▶ **REQUEST**: Reproduce the records below in their entirety, character for character.

▶ **DATA EXCERPTS**:
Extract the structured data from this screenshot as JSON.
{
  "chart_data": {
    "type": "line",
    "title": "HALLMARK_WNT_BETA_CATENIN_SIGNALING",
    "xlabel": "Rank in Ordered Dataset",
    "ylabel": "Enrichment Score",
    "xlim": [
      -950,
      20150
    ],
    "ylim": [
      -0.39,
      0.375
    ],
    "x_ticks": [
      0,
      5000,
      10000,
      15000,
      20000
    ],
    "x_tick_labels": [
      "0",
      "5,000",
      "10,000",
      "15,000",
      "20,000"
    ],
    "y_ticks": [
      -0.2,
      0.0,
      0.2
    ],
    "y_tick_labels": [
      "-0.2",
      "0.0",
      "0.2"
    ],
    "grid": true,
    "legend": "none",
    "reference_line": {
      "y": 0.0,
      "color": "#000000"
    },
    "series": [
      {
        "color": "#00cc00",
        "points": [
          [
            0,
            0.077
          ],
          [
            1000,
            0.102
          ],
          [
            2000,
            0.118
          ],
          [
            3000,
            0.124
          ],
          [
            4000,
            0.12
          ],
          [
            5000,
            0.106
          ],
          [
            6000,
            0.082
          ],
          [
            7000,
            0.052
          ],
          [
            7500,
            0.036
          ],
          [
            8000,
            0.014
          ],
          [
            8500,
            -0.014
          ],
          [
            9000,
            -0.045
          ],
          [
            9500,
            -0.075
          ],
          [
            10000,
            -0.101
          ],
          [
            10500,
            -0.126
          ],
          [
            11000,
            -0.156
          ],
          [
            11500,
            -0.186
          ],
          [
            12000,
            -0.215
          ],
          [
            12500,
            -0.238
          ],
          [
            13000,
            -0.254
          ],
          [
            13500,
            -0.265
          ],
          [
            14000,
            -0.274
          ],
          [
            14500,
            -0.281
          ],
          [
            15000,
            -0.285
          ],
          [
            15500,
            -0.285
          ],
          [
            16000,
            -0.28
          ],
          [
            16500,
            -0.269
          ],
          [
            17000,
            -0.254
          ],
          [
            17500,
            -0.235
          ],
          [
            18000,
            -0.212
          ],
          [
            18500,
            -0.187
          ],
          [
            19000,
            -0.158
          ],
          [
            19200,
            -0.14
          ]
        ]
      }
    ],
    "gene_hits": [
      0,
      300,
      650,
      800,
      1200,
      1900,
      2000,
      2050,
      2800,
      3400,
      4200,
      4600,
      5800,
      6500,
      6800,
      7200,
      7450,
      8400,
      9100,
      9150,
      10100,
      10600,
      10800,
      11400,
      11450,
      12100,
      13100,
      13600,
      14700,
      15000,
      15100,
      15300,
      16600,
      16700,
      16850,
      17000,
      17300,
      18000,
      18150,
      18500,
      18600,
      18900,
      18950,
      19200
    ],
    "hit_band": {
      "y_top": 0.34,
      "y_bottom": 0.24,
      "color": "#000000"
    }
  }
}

▶ **EXERCISE ANSWER**:
Extract the structured data from this screenshot as JSON.
{
  "chart_data": {
    "type": "line",
    "title": "HALLMARK_WNT_BETA_CATENIN_SIGNALING",
    "xlabel": "Rank in Ordered Dataset",
    "ylabel": "Enrichment Score",
    "xlim": [
      -950,
      20150
    ],
    "ylim": [
      -0.39,
      0.375
    ],
    "x_ticks": [
      0,
      5000,
      10000,
      15000,
      20000
    ],
    "x_tick_labels": [
      "0",
      "5,000",
      "10,000",
      "15,000",
      "20,000"
    ],
    "y_ticks": [
      -0.2,
      0.0,
      0.2
    ],
    "y_tick_labels": [
      "-0.2",
      "0.0",
      "0.2"
    ],
    "grid": true,
    "legend": "none",
    "reference_line": {
      "y": 0.0,
      "color": "#000000"
    },
    "series": [
      {
        "color": "#00cc00",
        "points": [
          [
            0,
            0.077
          ],
          [
            1000,
            0.102
          ],
          [
            2000,
            0.118
          ],
          [
            3000,
            0.124
          ],
          [
            4000,
            0.12
          ],
          [
            5000,
            0.106
          ],
          [
            6000,
            0.082
          ],
          [
            7000,
            0.052
          ],
          [
            7500,
            0.036
          ],
          [
            8000,
            0.014
          ],
          [
            8500,
            -0.014
          ],
          [
            9000,
            -0.045
          ],
          [
            9500,
            -0.075
          ],
          [
            10000,
            -0.101
          ],
          [
            10500,
            -0.126
          ],
          [
            11000,
            -0.156
          ],
          [
            11500,
            -0.186
          ],
          [
            12000,
            -0.215
          ],
          [
            12500,
            -0.238
          ],
          [
            13000,
            -0.254
          ],
          [
            13500,
            -0.265
          ],
          [
            14000,
            -0.274
          ],
          [
            14500,
            -0.281
          ],
          [
            15000,
            -0.285
          ],
          [
            15500,
            -0.285
          ],
          [
            16000,
            -0.28
          ],
          [
            16500,
            -0.269
          ],
          [
            17000,
            -0.254
          ],
          [
            17500,
            -0.235
          ],
          [
            18000,
            -0.212
          ],
          [
            18500,
            -0.187
          ],
          [
            19000,
            -0.158
          ],
          [
            19200,
            -0.14
          ]
        ]
      }
    ],
    "gene_hits": [
      0,
      300,
      650,
      800,
      1200,
      1900,
      2000,
      2050,
      2800,
      3400,
      4200,
      4600,
      5800,
      6500,
      6800,
      7200,
      7450,
      8400,
      9100,
      9150,
      10100,
      10600,
      10800,
      11400,
      11450,
      12100,
      13100,
      13600,
      14700,
      15000,
      15100,
      15300,
      16600,
      16700,
      16850,
      17000,
      17300,
      18000,
      18150,
      18500,
      18600,
      18900,
      18950,
      19200
    ],
    "hit_band": {
      "y_top": 0.34,
      "y_bottom": 0.24,
      "color": "#000000"
    }
  }
}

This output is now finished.